Task objective: Consider the records below. How many of their lines include the word "puede"? State the number and nothing else.

Input:
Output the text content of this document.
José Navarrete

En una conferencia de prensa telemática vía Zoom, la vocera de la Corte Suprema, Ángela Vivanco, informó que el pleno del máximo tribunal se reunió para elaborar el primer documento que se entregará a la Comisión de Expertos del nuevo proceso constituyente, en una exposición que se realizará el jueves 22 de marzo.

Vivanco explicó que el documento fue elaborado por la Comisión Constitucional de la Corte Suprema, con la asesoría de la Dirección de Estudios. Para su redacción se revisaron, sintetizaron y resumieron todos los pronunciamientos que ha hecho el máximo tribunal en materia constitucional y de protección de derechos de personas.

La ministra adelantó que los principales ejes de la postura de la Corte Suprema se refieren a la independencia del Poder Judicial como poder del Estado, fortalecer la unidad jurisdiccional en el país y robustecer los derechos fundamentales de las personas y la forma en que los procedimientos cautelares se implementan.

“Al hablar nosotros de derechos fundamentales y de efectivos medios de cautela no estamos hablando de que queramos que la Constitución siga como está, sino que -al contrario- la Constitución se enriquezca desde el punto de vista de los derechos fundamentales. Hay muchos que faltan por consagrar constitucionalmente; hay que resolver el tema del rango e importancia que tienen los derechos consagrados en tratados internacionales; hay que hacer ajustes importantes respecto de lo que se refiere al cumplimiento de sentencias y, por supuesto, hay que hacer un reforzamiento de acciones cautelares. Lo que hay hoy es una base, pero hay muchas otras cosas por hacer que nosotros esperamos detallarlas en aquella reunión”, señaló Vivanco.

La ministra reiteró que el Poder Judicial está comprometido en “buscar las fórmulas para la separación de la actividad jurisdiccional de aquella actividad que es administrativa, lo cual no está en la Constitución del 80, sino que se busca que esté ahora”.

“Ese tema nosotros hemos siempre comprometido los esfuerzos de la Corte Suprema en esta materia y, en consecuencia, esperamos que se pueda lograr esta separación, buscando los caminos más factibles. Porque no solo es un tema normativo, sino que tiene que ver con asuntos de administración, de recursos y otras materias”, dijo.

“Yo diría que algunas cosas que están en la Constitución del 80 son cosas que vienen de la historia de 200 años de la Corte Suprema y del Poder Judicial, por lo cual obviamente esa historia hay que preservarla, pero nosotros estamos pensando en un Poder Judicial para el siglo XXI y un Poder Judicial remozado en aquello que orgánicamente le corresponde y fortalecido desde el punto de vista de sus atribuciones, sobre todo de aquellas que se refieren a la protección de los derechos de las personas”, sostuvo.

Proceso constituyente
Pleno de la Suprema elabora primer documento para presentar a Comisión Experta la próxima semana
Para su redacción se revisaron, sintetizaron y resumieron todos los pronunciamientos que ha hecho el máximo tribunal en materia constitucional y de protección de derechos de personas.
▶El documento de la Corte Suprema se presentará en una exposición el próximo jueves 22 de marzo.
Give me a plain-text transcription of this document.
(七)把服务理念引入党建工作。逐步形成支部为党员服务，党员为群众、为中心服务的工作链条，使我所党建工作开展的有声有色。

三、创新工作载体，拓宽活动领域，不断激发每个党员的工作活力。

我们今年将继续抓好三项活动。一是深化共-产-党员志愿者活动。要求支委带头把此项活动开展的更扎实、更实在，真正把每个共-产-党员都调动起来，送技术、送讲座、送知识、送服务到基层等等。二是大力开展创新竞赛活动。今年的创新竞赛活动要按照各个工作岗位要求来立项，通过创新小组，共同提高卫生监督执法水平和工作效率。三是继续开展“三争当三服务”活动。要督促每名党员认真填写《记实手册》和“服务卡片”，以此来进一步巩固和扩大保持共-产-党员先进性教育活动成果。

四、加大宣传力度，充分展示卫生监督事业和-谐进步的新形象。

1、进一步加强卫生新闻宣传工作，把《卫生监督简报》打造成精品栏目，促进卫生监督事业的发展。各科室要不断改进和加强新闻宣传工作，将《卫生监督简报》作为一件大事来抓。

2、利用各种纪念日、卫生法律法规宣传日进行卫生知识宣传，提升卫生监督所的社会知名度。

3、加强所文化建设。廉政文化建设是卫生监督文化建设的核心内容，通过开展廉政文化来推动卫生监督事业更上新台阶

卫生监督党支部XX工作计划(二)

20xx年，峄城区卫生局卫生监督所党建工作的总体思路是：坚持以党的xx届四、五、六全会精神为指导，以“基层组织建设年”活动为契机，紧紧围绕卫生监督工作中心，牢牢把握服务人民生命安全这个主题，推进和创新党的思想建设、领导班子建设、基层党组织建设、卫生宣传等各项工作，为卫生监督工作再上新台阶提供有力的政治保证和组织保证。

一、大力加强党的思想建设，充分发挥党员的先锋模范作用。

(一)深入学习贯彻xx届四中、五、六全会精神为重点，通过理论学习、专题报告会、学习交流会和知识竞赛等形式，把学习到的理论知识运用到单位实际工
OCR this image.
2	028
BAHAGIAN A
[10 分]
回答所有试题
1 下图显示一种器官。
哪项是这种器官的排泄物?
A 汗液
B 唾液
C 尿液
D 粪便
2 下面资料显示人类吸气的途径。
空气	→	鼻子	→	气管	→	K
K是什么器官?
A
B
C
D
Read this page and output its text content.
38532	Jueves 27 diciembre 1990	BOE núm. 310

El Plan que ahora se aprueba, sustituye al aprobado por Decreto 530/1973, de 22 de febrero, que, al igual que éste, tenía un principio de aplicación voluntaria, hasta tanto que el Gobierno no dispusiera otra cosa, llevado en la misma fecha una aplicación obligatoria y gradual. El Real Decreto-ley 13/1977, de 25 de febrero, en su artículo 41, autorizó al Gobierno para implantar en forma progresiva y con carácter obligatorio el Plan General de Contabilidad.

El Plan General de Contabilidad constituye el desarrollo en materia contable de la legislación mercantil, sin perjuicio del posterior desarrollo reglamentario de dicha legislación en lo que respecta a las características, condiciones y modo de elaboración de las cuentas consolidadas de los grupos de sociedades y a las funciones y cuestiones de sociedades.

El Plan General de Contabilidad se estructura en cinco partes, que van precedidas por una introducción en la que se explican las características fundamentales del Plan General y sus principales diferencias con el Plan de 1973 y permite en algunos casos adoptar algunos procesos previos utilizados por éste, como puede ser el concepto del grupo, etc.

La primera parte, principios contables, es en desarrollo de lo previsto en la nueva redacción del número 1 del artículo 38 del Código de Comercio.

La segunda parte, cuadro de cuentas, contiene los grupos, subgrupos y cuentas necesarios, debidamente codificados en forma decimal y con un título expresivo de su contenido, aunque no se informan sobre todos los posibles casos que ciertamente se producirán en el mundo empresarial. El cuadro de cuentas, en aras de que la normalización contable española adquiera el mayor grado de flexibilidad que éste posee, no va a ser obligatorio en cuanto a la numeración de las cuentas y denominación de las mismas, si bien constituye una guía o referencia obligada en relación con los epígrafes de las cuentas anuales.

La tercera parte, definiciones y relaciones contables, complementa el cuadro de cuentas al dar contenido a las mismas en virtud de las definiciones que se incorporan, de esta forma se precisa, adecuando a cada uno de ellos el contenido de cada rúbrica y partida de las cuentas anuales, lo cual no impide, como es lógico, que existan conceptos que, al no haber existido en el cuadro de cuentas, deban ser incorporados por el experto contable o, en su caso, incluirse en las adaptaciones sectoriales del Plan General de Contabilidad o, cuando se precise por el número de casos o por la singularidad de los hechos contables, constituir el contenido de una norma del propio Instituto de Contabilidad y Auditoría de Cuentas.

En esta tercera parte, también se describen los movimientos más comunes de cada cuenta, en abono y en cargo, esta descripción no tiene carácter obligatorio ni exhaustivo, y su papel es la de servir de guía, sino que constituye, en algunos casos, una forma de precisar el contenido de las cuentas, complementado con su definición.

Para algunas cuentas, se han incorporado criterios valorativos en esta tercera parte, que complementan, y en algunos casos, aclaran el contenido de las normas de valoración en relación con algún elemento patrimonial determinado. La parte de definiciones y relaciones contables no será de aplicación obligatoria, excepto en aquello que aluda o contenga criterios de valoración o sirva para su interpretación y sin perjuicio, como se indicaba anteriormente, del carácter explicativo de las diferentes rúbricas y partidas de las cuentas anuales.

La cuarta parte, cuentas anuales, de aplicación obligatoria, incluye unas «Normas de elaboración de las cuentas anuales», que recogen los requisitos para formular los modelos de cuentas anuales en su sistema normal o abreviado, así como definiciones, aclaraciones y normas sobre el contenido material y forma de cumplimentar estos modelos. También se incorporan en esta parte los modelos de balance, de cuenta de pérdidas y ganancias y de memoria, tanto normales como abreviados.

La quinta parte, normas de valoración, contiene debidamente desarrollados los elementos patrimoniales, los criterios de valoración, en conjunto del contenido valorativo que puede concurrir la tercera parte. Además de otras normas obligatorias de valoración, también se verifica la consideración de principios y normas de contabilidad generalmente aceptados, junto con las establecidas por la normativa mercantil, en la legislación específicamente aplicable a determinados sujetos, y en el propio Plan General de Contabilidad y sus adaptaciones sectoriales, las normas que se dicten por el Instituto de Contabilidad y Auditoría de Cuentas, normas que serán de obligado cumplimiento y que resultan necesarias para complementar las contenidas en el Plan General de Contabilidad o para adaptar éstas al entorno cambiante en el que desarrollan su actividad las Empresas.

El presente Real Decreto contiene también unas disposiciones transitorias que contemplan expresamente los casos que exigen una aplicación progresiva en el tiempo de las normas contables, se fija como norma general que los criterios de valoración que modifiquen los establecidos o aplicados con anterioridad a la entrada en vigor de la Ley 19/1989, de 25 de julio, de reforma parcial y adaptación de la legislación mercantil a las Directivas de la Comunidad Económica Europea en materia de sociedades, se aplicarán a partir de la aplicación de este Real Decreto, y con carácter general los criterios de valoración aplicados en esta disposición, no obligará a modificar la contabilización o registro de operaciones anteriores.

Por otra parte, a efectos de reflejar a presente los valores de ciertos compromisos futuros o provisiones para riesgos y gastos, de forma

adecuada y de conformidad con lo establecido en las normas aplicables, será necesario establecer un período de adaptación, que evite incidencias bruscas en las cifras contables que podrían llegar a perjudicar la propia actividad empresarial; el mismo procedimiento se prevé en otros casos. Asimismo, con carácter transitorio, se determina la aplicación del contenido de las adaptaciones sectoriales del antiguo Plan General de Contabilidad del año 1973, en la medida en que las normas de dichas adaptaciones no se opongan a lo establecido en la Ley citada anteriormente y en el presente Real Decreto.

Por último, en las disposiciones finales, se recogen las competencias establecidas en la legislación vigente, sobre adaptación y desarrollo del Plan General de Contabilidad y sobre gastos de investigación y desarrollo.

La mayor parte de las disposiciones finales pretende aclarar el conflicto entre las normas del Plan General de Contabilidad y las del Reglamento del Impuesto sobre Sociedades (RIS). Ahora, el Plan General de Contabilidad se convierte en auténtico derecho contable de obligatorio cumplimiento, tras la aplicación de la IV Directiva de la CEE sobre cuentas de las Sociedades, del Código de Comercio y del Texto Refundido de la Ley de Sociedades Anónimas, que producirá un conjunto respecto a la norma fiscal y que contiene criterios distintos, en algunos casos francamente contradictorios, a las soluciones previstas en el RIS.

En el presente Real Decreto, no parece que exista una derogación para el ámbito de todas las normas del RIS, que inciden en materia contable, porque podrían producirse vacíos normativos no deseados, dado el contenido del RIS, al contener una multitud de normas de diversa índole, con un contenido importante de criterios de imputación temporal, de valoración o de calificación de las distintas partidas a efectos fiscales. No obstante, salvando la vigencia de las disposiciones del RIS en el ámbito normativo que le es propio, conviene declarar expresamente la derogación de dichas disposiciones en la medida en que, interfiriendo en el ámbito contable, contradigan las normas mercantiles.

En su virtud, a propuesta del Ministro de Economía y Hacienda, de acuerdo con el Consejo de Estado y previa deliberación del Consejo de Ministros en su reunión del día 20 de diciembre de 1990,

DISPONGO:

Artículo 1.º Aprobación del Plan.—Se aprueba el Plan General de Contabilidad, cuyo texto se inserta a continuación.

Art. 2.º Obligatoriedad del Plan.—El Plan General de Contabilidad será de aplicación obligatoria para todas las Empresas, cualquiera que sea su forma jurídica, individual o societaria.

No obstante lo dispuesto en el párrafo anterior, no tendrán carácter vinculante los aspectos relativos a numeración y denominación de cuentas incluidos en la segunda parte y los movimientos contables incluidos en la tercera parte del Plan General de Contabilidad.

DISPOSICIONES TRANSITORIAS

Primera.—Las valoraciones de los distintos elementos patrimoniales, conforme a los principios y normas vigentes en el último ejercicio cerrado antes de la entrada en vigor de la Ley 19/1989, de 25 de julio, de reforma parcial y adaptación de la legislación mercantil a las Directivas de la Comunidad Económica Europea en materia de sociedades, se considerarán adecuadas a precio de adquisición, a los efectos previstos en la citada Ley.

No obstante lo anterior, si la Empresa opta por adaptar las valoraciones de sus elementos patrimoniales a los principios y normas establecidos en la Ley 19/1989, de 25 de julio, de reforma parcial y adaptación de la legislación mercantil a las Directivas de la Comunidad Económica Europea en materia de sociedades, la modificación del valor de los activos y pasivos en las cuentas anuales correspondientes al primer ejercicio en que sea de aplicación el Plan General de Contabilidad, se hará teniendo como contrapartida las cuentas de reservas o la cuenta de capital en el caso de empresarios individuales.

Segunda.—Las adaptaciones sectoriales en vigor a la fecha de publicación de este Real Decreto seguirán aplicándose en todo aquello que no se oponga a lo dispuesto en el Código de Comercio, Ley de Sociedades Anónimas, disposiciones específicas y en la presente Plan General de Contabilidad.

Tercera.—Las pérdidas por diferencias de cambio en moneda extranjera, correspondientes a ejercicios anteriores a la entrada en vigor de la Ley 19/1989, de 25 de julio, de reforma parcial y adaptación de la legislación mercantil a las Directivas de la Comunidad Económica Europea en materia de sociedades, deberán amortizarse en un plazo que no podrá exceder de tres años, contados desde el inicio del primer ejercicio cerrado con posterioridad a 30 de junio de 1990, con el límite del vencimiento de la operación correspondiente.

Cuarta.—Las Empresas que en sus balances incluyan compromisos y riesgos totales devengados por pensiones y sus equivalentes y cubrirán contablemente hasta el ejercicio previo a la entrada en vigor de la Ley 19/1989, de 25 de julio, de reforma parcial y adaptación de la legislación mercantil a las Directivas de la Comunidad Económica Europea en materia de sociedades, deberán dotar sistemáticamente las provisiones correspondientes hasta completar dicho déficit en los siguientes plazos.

Result of the task: 2